─── RECORDS FOR THIS TASK ───

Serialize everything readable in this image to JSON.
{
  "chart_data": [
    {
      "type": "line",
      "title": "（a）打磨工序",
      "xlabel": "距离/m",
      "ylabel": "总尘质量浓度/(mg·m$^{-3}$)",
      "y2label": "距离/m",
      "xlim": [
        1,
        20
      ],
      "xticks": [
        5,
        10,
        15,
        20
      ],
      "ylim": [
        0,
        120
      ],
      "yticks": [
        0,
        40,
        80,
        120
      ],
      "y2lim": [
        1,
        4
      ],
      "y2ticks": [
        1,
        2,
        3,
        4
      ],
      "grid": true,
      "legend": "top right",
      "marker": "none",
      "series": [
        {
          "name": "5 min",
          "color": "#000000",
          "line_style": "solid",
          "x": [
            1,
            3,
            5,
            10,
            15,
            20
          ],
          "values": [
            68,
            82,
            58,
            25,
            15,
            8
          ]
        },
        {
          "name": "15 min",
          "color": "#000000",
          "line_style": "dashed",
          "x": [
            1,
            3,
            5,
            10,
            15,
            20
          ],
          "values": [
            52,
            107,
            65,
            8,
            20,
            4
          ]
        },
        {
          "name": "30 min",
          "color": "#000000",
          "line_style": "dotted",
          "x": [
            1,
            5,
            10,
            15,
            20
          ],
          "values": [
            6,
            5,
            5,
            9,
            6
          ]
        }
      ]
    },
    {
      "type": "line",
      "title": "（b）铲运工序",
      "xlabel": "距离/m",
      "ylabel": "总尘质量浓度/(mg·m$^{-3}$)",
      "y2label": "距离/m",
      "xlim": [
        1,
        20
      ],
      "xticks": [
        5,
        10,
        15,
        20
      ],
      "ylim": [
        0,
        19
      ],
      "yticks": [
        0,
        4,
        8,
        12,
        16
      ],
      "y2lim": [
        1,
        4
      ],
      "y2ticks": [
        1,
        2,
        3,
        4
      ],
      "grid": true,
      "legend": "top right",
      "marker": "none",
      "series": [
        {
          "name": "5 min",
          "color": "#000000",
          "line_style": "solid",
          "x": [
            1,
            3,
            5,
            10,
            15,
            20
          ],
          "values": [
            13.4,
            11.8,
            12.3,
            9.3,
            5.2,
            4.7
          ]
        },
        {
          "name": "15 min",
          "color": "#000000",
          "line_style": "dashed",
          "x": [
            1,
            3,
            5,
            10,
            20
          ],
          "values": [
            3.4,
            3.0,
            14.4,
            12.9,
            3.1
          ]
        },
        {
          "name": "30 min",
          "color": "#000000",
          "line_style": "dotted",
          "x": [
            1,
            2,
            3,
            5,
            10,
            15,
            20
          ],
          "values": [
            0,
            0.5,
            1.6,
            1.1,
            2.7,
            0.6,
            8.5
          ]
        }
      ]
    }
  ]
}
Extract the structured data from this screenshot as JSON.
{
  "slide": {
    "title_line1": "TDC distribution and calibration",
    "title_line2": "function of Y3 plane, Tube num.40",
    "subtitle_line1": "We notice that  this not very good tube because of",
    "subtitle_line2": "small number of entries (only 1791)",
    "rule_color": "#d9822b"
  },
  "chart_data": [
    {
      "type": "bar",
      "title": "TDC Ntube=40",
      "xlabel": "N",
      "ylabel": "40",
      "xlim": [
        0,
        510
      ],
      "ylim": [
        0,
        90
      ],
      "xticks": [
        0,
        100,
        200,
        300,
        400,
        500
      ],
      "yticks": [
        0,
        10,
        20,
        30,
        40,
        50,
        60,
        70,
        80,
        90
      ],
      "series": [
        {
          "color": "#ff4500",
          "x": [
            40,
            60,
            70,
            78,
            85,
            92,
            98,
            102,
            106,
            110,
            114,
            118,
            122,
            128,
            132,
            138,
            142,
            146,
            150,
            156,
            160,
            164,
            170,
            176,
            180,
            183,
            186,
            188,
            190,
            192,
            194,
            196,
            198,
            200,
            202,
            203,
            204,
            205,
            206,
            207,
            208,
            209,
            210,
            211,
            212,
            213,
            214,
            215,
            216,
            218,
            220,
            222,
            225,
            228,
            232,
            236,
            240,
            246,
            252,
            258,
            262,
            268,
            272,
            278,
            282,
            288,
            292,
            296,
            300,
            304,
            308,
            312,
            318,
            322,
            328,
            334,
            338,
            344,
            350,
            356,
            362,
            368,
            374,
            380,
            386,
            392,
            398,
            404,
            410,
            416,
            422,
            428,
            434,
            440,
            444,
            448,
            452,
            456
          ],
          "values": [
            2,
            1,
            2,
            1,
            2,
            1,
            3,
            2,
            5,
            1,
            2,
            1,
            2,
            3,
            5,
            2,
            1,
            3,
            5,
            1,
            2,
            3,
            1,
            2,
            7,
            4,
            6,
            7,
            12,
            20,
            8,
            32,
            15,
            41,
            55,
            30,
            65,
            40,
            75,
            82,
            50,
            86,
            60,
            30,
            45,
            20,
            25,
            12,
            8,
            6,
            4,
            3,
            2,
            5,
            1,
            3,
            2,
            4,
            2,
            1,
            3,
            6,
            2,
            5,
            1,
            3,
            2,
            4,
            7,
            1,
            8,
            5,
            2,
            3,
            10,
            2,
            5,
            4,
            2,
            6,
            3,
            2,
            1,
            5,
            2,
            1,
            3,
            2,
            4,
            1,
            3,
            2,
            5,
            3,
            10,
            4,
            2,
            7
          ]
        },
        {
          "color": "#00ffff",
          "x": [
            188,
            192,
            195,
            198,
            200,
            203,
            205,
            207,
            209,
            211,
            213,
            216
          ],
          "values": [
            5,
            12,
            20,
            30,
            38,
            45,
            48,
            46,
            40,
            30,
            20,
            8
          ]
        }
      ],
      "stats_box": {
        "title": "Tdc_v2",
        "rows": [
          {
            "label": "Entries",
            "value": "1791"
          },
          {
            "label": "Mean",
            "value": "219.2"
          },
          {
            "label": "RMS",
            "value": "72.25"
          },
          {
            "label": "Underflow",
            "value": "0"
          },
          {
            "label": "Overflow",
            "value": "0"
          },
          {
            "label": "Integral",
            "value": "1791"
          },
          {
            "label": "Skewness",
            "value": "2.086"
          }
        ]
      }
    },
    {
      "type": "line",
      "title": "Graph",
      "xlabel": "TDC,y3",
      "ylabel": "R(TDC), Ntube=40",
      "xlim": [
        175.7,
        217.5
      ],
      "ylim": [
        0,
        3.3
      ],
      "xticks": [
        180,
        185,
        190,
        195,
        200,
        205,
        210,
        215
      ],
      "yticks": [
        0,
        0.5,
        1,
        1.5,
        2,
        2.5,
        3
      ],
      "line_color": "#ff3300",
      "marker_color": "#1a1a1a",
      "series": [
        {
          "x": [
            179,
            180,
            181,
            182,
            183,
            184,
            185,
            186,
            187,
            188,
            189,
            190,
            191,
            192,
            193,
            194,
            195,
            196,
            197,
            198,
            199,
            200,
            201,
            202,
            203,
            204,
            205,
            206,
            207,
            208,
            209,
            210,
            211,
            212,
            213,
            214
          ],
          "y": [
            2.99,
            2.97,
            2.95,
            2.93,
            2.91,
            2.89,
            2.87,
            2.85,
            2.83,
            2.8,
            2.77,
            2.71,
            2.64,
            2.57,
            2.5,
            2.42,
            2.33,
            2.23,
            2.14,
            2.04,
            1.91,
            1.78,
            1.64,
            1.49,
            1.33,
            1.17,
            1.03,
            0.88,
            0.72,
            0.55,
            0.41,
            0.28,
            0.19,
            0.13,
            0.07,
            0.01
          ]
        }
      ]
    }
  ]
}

───

### TASK REQUIREMENTS:
Print the listing above in full, exactly as it is.

### RESULT FOR THIS TASK:
Serialize everything readable in this image to JSON.
{
  "chart_data": [
    {
      "type": "line",
      "title": "（a）打磨工序",
      "xlabel": "距离/m",
      "ylabel": "总尘质量浓度/(mg·m$^{-3}$)",
      "y2label": "距离/m",
      "xlim": [
        1,
        20
      ],
      "xticks": [
        5,
        10,
        15,
        20
      ],
      "ylim": [
        0,
        120
      ],
      "yticks": [
        0,
        40,
        80,
        120
      ],
      "y2lim": [
        1,
        4
      ],
      "y2ticks": [
        1,
        2,
        3,
        4
      ],
      "grid": true,
      "legend": "top right",
      "marker": "none",
      "series": [
        {
          "name": "5 min",
          "color": "#000000",
          "line_style": "solid",
          "x": [
            1,
            3,
            5,
            10,
            15,
            20
          ],
          "values": [
            68,
            82,
            58,
            25,
            15,
            8
          ]
        },
        {
          "name": "15 min",
          "color": "#000000",
          "line_style": "dashed",
          "x": [
            1,
            3,
            5,
            10,
            15,
            20
          ],
          "values": [
            52,
            107,
            65,
            8,
            20,
            4
          ]
        },
        {
          "name": "30 min",
          "color": "#000000",
          "line_style": "dotted",
          "x": [
            1,
            5,
            10,
            15,
            20
          ],
          "values": [
            6,
            5,
            5,
            9,
            6
          ]
        }
      ]
    },
    {
      "type": "line",
      "title": "（b）铲运工序",
      "xlabel": "距离/m",
      "ylabel": "总尘质量浓度/(mg·m$^{-3}$)",
      "y2label": "距离/m",
      "xlim": [
        1,
        20
      ],
      "xticks": [
        5,
        10,
        15,
        20
      ],
      "ylim": [
        0,
        19
      ],
      "yticks": [
        0,
        4,
        8,
        12,
        16
      ],
      "y2lim": [
        1,
        4
      ],
      "y2ticks": [
        1,
        2,
        3,
        4
      ],
      "grid": true,
      "legend": "top right",
      "marker": "none",
      "series": [
        {
          "name": "5 min",
          "color": "#000000",
          "line_style": "solid",
          "x": [
            1,
            3,
            5,
            10,
            15,
            20
          ],
          "values": [
            13.4,
            11.8,
            12.3,
            9.3,
            5.2,
            4.7
          ]
        },
        {
          "name": "15 min",
          "color": "#000000",
          "line_style": "dashed",
          "x": [
            1,
            3,
            5,
            10,
            20
          ],
          "values": [
            3.4,
            3.0,
            14.4,
            12.9,
            3.1
          ]
        },
        {
          "name": "30 min",
          "color": "#000000",
          "line_style": "dotted",
          "x": [
            1,
            2,
            3,
            5,
            10,
            15,
            20
          ],
          "values": [
            0,
            0.5,
            1.6,
            1.1,
            2.7,
            0.6,
            8.5
          ]
        }
      ]
    }
  ]
}
Extract the structured data from this screenshot as JSON.
{
  "slide": {
    "title_line1": "TDC distribution and calibration",
    "title_line2": "function of Y3 plane, Tube num.40",
    "subtitle_line1": "We notice that  this not very good tube because of",
    "subtitle_line2": "small number of entries (only 1791)",
    "rule_color": "#d9822b"
  },
  "chart_data": [
    {
      "type": "bar",
      "title": "TDC Ntube=40",
      "xlabel": "N",
      "ylabel": "40",
      "xlim": [
        0,
        510
      ],
      "ylim": [
        0,
        90
      ],
      "xticks": [
        0,
        100,
        200,
        300,
        400,
        500
      ],
      "yticks": [
        0,
        10,
        20,
        30,
        40,
        50,
        60,
        70,
        80,
        90
      ],
      "series": [
        {
          "color": "#ff4500",
          "x": [
            40,
            60,
            70,
            78,
            85,
            92,
            98,
            102,
            106,
            110,
            114,
            118,
            122,
            128,
            132,
            138,
            142,
            146,
            150,
            156,
            160,
            164,
            170,
            176,
            180,
            183,
            186,
            188,
            190,
            192,
            194,
            196,
            198,
            200,
            202,
            203,
            204,
            205,
            206,
            207,
            208,
            209,
            210,
            211,
            212,
            213,
            214,
            215,
            216,
            218,
            220,
            222,
            225,
            228,
            232,
            236,
            240,
            246,
            252,
            258,
            262,
            268,
            272,
            278,
            282,
            288,
            292,
            296,
            300,
            304,
            308,
            312,
            318,
            322,
            328,
            334,
            338,
            344,
            350,
            356,
            362,
            368,
            374,
            380,
            386,
            392,
            398,
            404,
            410,
            416,
            422,
            428,
            434,
            440,
            444,
            448,
            452,
            456
          ],
          "values": [
            2,
            1,
            2,
            1,
            2,
            1,
            3,
            2,
            5,
            1,
            2,
            1,
            2,
            3,
            5,
            2,
            1,
            3,
            5,
            1,
            2,
            3,
            1,
            2,
            7,
            4,
            6,
            7,
            12,
            20,
            8,
            32,
            15,
            41,
            55,
            30,
            65,
            40,
            75,
            82,
            50,
            86,
            60,
            30,
            45,
            20,
            25,
            12,
            8,
            6,
            4,
            3,
            2,
            5,
            1,
            3,
            2,
            4,
            2,
            1,
            3,
            6,
            2,
            5,
            1,
            3,
            2,
            4,
            7,
            1,
            8,
            5,
            2,
            3,
            10,
            2,
            5,
            4,
            2,
            6,
            3,
            2,
            1,
            5,
            2,
            1,
            3,
            2,
            4,
            1,
            3,
            2,
            5,
            3,
            10,
            4,
            2,
            7
          ]
        },
        {
          "color": "#00ffff",
          "x": [
            188,
            192,
            195,
            198,
            200,
            203,
            205,
            207,
            209,
            211,
            213,
            216
          ],
          "values": [
            5,
            12,
            20,
            30,
            38,
            45,
            48,
            46,
            40,
            30,
            20,
            8
          ]
        }
      ],
      "stats_box": {
        "title": "Tdc_v2",
        "rows": [
          {
            "label": "Entries",
            "value": "1791"
          },
          {
            "label": "Mean",
            "value": "219.2"
          },
          {
            "label": "RMS",
            "value": "72.25"
          },
          {
            "label": "Underflow",
            "value": "0"
          },
          {
            "label": "Overflow",
            "value": "0"
          },
          {
            "label": "Integral",
            "value": "1791"
          },
          {
            "label": "Skewness",
            "value": "2.086"
          }
        ]
      }
    },
    {
      "type": "line",
      "title": "Graph",
      "xlabel": "TDC,y3",
      "ylabel": "R(TDC), Ntube=40",
      "xlim": [
        175.7,
        217.5
      ],
      "ylim": [
        0,
        3.3
      ],
      "xticks": [
        180,
        185,
        190,
        195,
        200,
        205,
        210,
        215
      ],
      "yticks": [
        0,
        0.5,
        1,
        1.5,
        2,
        2.5,
        3
      ],
      "line_color": "#ff3300",
      "marker_color": "#1a1a1a",
      "series": [
        {
          "x": [
            179,
            180,
            181,
            182,
            183,
            184,
            185,
            186,
            187,
            188,
            189,
            190,
            191,
            192,
            193,
            194,
            195,
            196,
            197,
            198,
            199,
            200,
            201,
            202,
            203,
            204,
            205,
            206,
            207,
            208,
            209,
            210,
            211,
            212,
            213,
            214
          ],
          "y": [
            2.99,
            2.97,
            2.95,
            2.93,
            2.91,
            2.89,
            2.87,
            2.85,
            2.83,
            2.8,
            2.77,
            2.71,
            2.64,
            2.57,
            2.5,
            2.42,
            2.33,
            2.23,
            2.14,
            2.04,
            1.91,
            1.78,
            1.64,
            1.49,
            1.33,
            1.17,
            1.03,
            0.88,
            0.72,
            0.55,
            0.41,
            0.28,
            0.19,
            0.13,
            0.07,
            0.01
          ]
        }
      ]
    }
  ]
}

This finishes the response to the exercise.